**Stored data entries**
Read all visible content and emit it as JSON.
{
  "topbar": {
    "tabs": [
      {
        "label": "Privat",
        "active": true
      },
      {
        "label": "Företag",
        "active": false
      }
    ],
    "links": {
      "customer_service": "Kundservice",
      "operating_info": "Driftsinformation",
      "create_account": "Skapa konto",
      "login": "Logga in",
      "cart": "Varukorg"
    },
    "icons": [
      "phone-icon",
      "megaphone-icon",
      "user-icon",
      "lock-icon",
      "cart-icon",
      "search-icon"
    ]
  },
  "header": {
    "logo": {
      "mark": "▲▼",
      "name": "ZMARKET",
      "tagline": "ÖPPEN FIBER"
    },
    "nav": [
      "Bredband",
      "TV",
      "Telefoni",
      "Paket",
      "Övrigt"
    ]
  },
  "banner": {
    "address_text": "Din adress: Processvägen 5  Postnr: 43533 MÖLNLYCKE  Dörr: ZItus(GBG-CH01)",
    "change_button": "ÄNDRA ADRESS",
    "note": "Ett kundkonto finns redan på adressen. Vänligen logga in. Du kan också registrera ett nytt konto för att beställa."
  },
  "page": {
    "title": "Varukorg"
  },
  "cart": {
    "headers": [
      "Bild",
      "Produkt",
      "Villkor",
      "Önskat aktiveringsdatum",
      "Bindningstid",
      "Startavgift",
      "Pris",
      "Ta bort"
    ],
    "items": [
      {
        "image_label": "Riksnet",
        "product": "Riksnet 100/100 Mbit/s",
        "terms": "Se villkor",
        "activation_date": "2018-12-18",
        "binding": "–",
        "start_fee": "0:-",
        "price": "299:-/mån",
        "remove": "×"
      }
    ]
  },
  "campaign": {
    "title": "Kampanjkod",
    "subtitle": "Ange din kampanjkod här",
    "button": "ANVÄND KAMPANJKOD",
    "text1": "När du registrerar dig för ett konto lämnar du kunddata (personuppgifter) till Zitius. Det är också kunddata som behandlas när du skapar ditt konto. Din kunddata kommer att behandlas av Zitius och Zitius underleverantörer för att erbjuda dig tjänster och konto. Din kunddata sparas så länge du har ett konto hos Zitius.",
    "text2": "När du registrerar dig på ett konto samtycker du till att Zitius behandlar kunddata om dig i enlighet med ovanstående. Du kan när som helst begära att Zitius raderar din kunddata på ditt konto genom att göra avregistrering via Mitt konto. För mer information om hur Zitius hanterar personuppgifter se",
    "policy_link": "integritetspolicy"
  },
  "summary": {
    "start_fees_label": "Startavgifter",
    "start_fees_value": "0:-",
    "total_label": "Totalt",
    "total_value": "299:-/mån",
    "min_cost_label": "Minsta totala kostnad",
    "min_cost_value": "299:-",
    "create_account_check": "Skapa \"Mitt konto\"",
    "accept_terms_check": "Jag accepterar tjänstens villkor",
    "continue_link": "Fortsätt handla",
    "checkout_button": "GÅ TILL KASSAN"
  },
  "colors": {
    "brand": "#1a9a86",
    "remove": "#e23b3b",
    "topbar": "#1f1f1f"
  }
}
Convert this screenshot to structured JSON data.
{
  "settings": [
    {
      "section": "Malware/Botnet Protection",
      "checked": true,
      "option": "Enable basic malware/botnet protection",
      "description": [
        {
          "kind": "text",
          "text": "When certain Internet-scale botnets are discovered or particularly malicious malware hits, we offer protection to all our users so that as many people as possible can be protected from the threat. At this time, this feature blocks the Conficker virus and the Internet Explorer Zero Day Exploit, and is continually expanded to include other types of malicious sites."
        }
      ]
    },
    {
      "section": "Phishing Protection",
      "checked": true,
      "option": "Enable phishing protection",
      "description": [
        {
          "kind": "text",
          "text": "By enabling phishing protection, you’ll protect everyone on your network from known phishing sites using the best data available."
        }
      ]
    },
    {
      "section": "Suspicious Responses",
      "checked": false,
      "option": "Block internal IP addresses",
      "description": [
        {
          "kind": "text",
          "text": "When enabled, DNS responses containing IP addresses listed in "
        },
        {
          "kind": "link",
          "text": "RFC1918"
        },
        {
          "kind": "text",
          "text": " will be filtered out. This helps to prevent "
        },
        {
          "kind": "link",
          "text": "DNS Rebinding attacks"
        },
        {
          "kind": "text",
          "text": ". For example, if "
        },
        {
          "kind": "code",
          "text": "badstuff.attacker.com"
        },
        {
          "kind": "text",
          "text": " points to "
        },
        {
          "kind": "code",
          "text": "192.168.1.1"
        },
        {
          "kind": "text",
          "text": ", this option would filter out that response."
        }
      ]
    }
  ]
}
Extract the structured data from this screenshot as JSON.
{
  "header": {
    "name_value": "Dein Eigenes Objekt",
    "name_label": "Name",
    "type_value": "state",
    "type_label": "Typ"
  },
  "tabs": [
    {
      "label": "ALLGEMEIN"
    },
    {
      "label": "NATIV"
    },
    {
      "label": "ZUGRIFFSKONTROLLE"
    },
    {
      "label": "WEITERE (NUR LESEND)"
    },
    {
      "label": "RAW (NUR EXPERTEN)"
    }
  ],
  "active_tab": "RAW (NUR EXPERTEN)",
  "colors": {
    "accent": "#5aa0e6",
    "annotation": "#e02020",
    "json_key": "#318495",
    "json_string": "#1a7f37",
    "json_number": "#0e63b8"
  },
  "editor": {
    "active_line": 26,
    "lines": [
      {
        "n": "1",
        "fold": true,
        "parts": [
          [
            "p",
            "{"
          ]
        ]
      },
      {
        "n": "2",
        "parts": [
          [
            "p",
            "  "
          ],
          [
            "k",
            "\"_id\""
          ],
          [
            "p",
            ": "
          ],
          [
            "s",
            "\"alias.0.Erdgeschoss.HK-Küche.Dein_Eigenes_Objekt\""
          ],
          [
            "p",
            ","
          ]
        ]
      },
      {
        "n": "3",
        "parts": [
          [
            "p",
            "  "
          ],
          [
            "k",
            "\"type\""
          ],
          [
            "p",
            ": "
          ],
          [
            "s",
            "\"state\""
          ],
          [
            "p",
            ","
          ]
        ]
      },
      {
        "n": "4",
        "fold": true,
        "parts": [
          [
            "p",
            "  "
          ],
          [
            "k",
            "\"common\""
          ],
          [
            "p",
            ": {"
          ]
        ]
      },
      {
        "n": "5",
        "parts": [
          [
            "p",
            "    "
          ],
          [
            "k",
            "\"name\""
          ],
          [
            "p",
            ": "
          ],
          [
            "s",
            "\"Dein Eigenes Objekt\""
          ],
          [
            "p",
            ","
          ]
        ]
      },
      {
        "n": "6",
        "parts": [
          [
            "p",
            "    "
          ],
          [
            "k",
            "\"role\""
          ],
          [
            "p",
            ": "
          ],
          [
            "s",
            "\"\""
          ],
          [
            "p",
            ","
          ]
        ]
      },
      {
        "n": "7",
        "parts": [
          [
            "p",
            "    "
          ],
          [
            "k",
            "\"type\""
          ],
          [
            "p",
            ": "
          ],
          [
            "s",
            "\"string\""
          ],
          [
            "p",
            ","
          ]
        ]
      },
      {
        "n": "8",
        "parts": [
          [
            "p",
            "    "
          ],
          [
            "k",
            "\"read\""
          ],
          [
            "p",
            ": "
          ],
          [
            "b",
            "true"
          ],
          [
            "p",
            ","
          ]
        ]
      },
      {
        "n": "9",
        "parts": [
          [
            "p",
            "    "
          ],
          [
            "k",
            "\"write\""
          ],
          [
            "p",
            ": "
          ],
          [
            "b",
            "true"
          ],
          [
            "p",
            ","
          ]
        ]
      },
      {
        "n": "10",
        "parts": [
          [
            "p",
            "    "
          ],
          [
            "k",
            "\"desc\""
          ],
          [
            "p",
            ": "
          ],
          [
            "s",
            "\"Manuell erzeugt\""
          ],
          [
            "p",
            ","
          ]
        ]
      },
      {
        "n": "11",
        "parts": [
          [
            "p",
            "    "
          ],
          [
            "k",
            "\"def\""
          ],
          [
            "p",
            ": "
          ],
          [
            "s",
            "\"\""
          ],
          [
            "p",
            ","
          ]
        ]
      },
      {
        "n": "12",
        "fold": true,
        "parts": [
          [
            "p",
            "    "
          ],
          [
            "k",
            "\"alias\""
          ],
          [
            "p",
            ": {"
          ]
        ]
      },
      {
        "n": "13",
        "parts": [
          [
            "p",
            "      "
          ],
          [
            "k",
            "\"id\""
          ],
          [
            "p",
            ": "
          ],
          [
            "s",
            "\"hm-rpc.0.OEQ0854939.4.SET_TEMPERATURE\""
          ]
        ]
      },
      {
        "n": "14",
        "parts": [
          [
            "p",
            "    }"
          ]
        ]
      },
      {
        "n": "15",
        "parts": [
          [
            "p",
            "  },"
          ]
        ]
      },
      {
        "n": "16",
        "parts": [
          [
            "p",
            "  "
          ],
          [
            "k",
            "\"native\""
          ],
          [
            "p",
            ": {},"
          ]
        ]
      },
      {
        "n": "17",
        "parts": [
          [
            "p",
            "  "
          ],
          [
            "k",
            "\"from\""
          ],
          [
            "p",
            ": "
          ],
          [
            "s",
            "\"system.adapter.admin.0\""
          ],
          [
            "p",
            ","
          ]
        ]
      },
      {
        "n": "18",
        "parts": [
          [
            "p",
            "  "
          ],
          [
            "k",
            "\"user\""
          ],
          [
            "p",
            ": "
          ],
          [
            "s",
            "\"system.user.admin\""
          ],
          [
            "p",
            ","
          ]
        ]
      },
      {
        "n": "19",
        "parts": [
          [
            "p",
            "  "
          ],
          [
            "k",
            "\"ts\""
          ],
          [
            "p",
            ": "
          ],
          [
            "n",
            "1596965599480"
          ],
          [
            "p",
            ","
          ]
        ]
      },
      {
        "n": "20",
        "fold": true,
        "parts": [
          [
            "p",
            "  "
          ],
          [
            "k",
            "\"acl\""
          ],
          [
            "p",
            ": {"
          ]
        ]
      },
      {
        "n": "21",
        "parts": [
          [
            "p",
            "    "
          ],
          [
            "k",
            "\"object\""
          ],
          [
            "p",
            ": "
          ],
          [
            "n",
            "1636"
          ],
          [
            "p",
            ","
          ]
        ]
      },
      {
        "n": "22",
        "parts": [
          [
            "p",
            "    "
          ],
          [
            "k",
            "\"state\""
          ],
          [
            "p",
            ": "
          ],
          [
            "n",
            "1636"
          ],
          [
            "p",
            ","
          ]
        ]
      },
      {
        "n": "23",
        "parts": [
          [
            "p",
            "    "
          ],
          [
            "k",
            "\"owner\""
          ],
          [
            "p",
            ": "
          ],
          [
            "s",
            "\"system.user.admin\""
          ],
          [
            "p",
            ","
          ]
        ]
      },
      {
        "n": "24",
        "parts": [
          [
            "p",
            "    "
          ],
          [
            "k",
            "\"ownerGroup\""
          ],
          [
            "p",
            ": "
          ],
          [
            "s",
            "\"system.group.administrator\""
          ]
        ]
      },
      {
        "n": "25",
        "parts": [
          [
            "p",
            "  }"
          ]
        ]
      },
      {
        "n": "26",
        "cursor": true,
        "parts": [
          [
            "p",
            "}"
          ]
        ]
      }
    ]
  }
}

**WHAT YOU HAVE TO DO**
How many lines of the records contain "section"? Answer with the number only.

**SOLUTION TO THIS PROBLEM**
3